── MATERIAL SHOWN

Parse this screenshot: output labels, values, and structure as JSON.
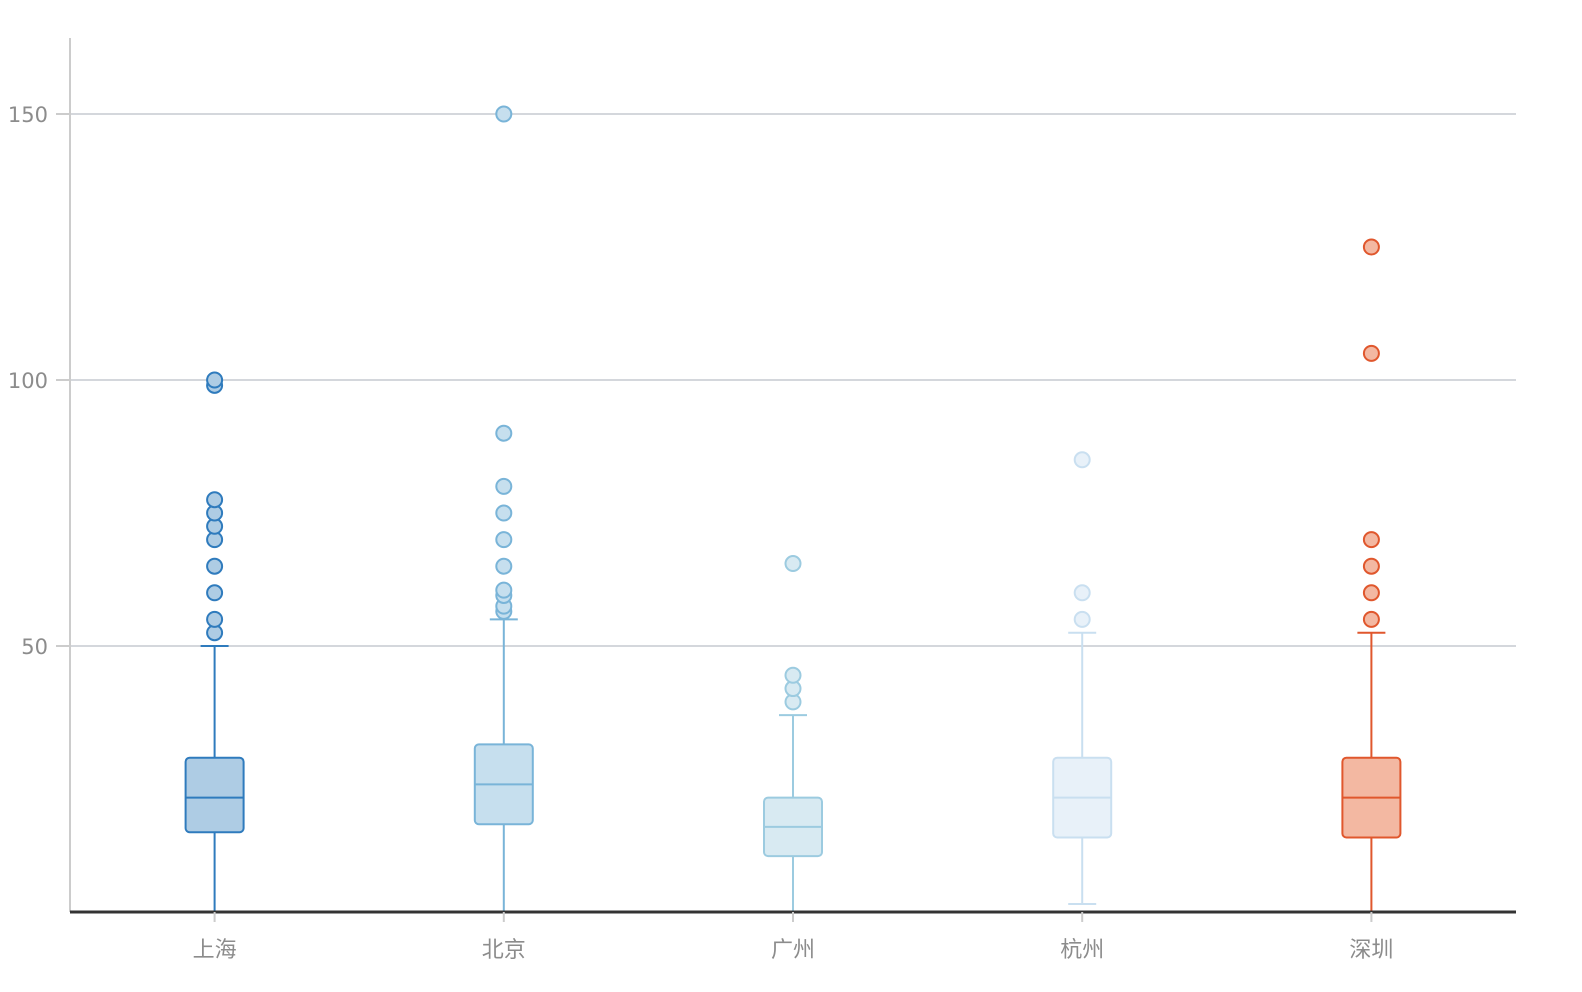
{
  "chart_data": {
    "type": "boxplot",
    "title": "",
    "xlabel": "",
    "ylabel": "",
    "ylim": [
      0,
      165
    ],
    "yticks": [
      50,
      100,
      150
    ],
    "grid": true,
    "categories": [
      "上海",
      "北京",
      "广州",
      "杭州",
      "深圳"
    ],
    "boxes": [
      {
        "category": "上海",
        "min": 0,
        "q1": 15,
        "median": 21.5,
        "q3": 29,
        "max": 50,
        "outliers": [
          52.5,
          55,
          60,
          65,
          70,
          72.5,
          75,
          77.5,
          99,
          100
        ],
        "stroke": "#2f7bbd",
        "fill": "#aecce4"
      },
      {
        "category": "北京",
        "min": 0,
        "q1": 16.5,
        "median": 24,
        "q3": 31.5,
        "max": 55,
        "outliers": [
          56.5,
          57.5,
          59.5,
          60.5,
          65,
          70,
          75,
          80,
          90,
          150
        ],
        "stroke": "#79b4d8",
        "fill": "#c6dfee"
      },
      {
        "category": "广州",
        "min": 0,
        "q1": 10.5,
        "median": 16,
        "q3": 21.5,
        "max": 37,
        "outliers": [
          39.5,
          42,
          44.5,
          65.5
        ],
        "stroke": "#9ccbe0",
        "fill": "#d8eaf2"
      },
      {
        "category": "杭州",
        "min": 1.5,
        "q1": 14,
        "median": 21.5,
        "q3": 29,
        "max": 52.5,
        "outliers": [
          55,
          60,
          85
        ],
        "stroke": "#c9dff0",
        "fill": "#e8f1f9"
      },
      {
        "category": "深圳",
        "min": 0,
        "q1": 14,
        "median": 21.5,
        "q3": 29,
        "max": 52.5,
        "outliers": [
          55,
          60,
          65,
          70,
          105,
          125
        ],
        "stroke": "#e0572d",
        "fill": "#f3b8a2"
      }
    ]
  }
}
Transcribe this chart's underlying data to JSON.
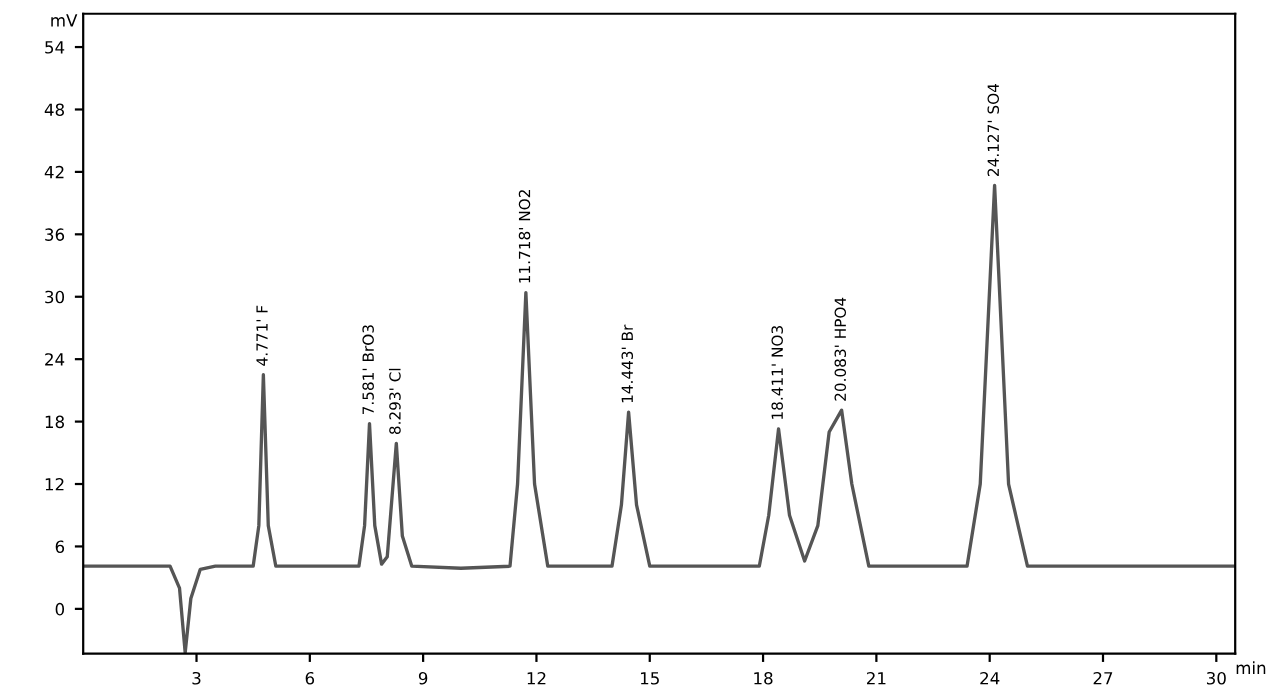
{
  "chart_data": {
    "type": "line",
    "xlabel": "min",
    "ylabel": "mV",
    "xlim": [
      0,
      30.5
    ],
    "ylim": [
      -4.3,
      57.2
    ],
    "xticks": [
      3,
      6,
      9,
      12,
      15,
      18,
      21,
      24,
      27,
      30
    ],
    "yticks": [
      0,
      6,
      12,
      18,
      24,
      30,
      36,
      42,
      48,
      54
    ],
    "grid": false,
    "legend": false,
    "marker": "none",
    "line_style": "solid",
    "series": [
      {
        "color": "#555555",
        "x": [
          0,
          2.3,
          2.55,
          2.7,
          2.85,
          3.1,
          3.5,
          4.5,
          4.65,
          4.77,
          4.9,
          5.1,
          7.3,
          7.45,
          7.58,
          7.72,
          7.9,
          8.05,
          8.29,
          8.45,
          8.7,
          10.0,
          11.3,
          11.5,
          11.72,
          11.95,
          12.3,
          14.0,
          14.25,
          14.44,
          14.65,
          15.0,
          17.9,
          18.15,
          18.41,
          18.7,
          19.1,
          19.45,
          19.75,
          20.08,
          20.35,
          20.8,
          23.4,
          23.75,
          24.13,
          24.5,
          25.0,
          30.5
        ],
        "values": [
          4.1,
          4.1,
          2,
          -4.2,
          1,
          3.8,
          4.1,
          4.1,
          8,
          22.5,
          8,
          4.1,
          4.1,
          8,
          17.8,
          8,
          4.3,
          5,
          15.9,
          7,
          4.1,
          3.9,
          4.1,
          12,
          30.4,
          12,
          4.1,
          4.1,
          10,
          18.9,
          10,
          4.1,
          4.1,
          9,
          17.3,
          9,
          4.6,
          8,
          17,
          19.1,
          12,
          4.1,
          4.1,
          12,
          40.7,
          12,
          4.1,
          4.1
        ]
      }
    ],
    "annotations": [
      {
        "text": "4.771' F",
        "x": 4.77,
        "y": 22.5
      },
      {
        "text": "7.581' BrO3",
        "x": 7.58,
        "y": 17.8
      },
      {
        "text": "8.293' Cl",
        "x": 8.29,
        "y": 15.9
      },
      {
        "text": "11.718' NO2",
        "x": 11.72,
        "y": 30.4
      },
      {
        "text": "14.443' Br",
        "x": 14.44,
        "y": 18.9
      },
      {
        "text": "18.411' NO3",
        "x": 18.41,
        "y": 17.3
      },
      {
        "text": "20.083' HPO4",
        "x": 20.08,
        "y": 19.1
      },
      {
        "text": "24.127' SO4",
        "x": 24.13,
        "y": 40.7
      }
    ]
  }
}
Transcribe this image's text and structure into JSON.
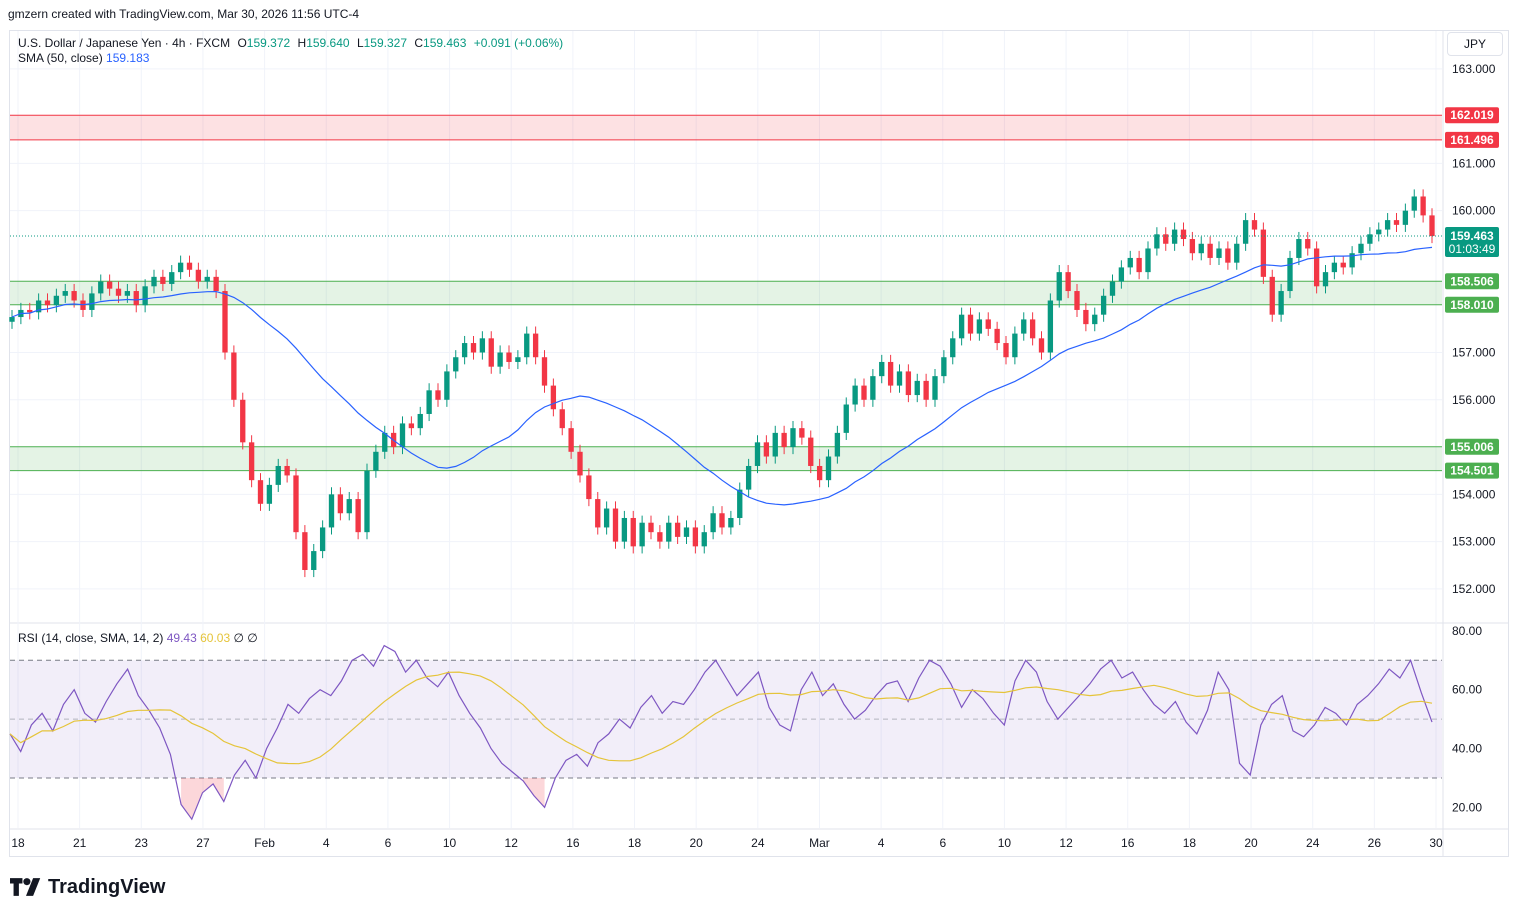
{
  "header": {
    "creator_line": "gmzern created with TradingView.com, Mar 30, 2026 11:56 UTC-4"
  },
  "legend": {
    "symbol": "U.S. Dollar / Japanese Yen · 4h · FXCM",
    "open_label": "O",
    "open": "159.372",
    "high_label": "H",
    "high": "159.640",
    "low_label": "L",
    "low": "159.327",
    "close_label": "C",
    "close": "159.463",
    "change": "+0.091 (+0.06%)",
    "sma_label": "SMA (50, close)",
    "sma_value": "159.183",
    "rsi_label": "RSI (14, close, SMA, 14, 2)",
    "rsi_value": "49.43",
    "rsi_ma_value": "60.03",
    "rsi_extra1": "∅",
    "rsi_extra2": "∅"
  },
  "currency_button": "JPY",
  "brand": {
    "name": "TradingView"
  },
  "colors": {
    "up": "#089981",
    "down": "#f23645",
    "sma": "#2962ff",
    "rsi": "#7e57c2",
    "rsi_ma": "#e5c43a",
    "resistance_zone": "#f23645",
    "support_zone": "#4caf50"
  },
  "chart_data": [
    {
      "type": "candlestick",
      "symbol": "USDJPY",
      "timeframe": "4h",
      "y_ticks": [
        "163.000",
        "161.000",
        "160.000",
        "157.000",
        "156.000",
        "154.000",
        "153.000",
        "152.000"
      ],
      "ylim": [
        151.3,
        163.8
      ],
      "x_ticks": [
        "18",
        "21",
        "23",
        "27",
        "Feb",
        "4",
        "6",
        "10",
        "12",
        "16",
        "18",
        "20",
        "24",
        "Mar",
        "4",
        "6",
        "10",
        "12",
        "16",
        "18",
        "20",
        "24",
        "26",
        "30"
      ],
      "zones": [
        {
          "kind": "resistance",
          "top": 162.019,
          "bottom": 161.496,
          "top_label": "162.019",
          "bottom_label": "161.496"
        },
        {
          "kind": "support",
          "top": 158.506,
          "bottom": 158.01,
          "top_label": "158.506",
          "bottom_label": "158.010"
        },
        {
          "kind": "support",
          "top": 155.006,
          "bottom": 154.501,
          "top_label": "155.006",
          "bottom_label": "154.501"
        }
      ],
      "last_price": {
        "value": 159.463,
        "label": "159.463",
        "countdown": "01:03:49"
      },
      "closes": [
        157.75,
        157.9,
        157.85,
        158.1,
        158.0,
        158.2,
        158.3,
        158.1,
        157.9,
        158.25,
        158.5,
        158.35,
        158.2,
        158.3,
        158.0,
        158.4,
        158.6,
        158.45,
        158.7,
        158.9,
        158.75,
        158.5,
        158.6,
        158.3,
        157.0,
        156.0,
        155.1,
        154.3,
        153.8,
        154.2,
        154.6,
        154.4,
        153.2,
        152.4,
        152.8,
        153.3,
        154.0,
        153.6,
        153.9,
        153.2,
        154.5,
        154.9,
        155.3,
        155.0,
        155.5,
        155.4,
        155.7,
        156.2,
        156.0,
        156.6,
        156.9,
        157.2,
        157.0,
        157.3,
        156.7,
        157.0,
        156.8,
        156.9,
        157.4,
        156.9,
        156.3,
        155.8,
        155.4,
        154.9,
        154.4,
        153.9,
        153.3,
        153.7,
        153.0,
        153.5,
        152.9,
        153.4,
        153.2,
        153.0,
        153.4,
        153.1,
        153.3,
        152.9,
        153.2,
        153.6,
        153.3,
        153.5,
        154.1,
        154.6,
        155.1,
        154.8,
        155.3,
        155.0,
        155.4,
        155.2,
        154.6,
        154.3,
        154.8,
        155.3,
        155.9,
        156.3,
        156.0,
        156.5,
        156.8,
        156.3,
        156.6,
        156.1,
        156.4,
        156.0,
        156.5,
        156.9,
        157.3,
        157.8,
        157.4,
        157.7,
        157.5,
        157.2,
        156.9,
        157.4,
        157.7,
        157.3,
        157.0,
        158.1,
        158.7,
        158.3,
        157.9,
        157.6,
        157.8,
        158.2,
        158.5,
        158.8,
        159.0,
        158.7,
        159.2,
        159.5,
        159.3,
        159.6,
        159.4,
        159.1,
        159.3,
        159.0,
        159.2,
        158.9,
        159.3,
        159.8,
        159.6,
        158.6,
        157.8,
        158.3,
        159.0,
        159.4,
        159.2,
        158.4,
        158.7,
        158.9,
        158.8,
        159.1,
        159.3,
        159.5,
        159.6,
        159.8,
        159.7,
        160.0,
        160.3,
        159.9,
        159.463
      ]
    },
    {
      "type": "line",
      "name": "RSI",
      "y_ticks": [
        "80.00",
        "60.00",
        "40.00",
        "20.00"
      ],
      "ylim": [
        13,
        82
      ],
      "bands": {
        "upper": 70,
        "middle": 50,
        "lower": 30
      },
      "values": [
        45,
        39,
        48,
        52,
        46,
        55,
        60,
        52,
        49,
        56,
        62,
        67,
        58,
        53,
        47,
        38,
        21,
        16,
        25,
        28,
        22,
        31,
        36,
        30,
        40,
        47,
        55,
        52,
        57,
        60,
        58,
        63,
        70,
        72,
        68,
        75,
        73,
        66,
        70,
        64,
        61,
        66,
        58,
        52,
        47,
        40,
        35,
        32,
        29,
        24,
        20,
        30,
        36,
        38,
        34,
        42,
        45,
        50,
        47,
        54,
        58,
        52,
        56,
        55,
        60,
        66,
        70,
        64,
        58,
        62,
        66,
        54,
        48,
        46,
        60,
        66,
        58,
        62,
        55,
        50,
        53,
        58,
        62,
        63,
        56,
        64,
        70,
        68,
        62,
        54,
        60,
        57,
        52,
        48,
        63,
        70,
        66,
        56,
        50,
        54,
        58,
        62,
        67,
        70,
        64,
        66,
        60,
        55,
        52,
        56,
        49,
        45,
        53,
        66,
        60,
        35,
        31,
        48,
        55,
        58,
        46,
        44,
        48,
        54,
        52,
        48,
        55,
        58,
        62,
        67,
        64,
        70,
        59,
        49
      ]
    }
  ]
}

────

**PROBLEM REQUIREMENTS:**
Check every line of the material for the string "this" and give the number of lines that have it, without anything else.

**FULL ANSWER:**
3